From the entries below, please gather each line containing the string "Output".

Data items
## Begin

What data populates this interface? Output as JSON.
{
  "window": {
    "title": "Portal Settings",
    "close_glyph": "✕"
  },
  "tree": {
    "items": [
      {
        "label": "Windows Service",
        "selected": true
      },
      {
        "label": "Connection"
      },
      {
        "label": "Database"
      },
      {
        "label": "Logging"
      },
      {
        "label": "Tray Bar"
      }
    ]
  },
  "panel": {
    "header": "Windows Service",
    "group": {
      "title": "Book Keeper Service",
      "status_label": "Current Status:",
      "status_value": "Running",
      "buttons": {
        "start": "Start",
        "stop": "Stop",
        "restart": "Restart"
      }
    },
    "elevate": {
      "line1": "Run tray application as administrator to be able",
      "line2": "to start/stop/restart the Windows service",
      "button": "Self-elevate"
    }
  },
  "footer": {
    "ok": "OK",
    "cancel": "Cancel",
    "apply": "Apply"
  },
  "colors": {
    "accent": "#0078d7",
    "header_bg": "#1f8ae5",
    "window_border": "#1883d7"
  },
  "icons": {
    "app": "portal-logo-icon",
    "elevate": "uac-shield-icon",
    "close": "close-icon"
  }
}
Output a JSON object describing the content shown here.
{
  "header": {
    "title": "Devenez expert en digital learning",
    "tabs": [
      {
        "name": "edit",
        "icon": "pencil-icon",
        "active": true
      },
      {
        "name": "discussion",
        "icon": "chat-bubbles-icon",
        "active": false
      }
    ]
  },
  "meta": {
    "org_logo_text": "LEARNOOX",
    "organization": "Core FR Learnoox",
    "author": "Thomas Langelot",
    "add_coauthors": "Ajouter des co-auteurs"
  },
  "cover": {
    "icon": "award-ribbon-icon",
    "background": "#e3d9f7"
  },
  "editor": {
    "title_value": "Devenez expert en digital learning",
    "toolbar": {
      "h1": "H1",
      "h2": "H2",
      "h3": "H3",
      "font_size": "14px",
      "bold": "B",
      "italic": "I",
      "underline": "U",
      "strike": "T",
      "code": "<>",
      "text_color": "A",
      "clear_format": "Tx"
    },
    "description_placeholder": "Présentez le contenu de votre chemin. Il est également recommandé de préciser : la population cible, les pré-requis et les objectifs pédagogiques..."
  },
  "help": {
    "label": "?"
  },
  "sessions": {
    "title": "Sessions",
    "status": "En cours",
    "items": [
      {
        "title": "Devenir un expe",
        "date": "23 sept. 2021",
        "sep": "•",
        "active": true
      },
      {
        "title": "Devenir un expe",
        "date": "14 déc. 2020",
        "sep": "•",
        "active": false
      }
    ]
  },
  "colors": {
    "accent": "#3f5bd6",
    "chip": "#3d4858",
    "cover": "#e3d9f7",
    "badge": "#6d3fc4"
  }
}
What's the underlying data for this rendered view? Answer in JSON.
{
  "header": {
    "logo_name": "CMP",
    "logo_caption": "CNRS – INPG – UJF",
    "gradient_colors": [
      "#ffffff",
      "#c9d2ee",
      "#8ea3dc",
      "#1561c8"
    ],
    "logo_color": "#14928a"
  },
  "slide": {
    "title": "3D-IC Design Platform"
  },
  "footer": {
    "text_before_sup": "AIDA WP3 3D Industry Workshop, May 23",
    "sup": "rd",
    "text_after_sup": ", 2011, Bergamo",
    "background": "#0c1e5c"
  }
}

## End

## EXERCISE RESPONSE
What data populates this interface? Output as JSON.
Output a JSON object describing the content shown here.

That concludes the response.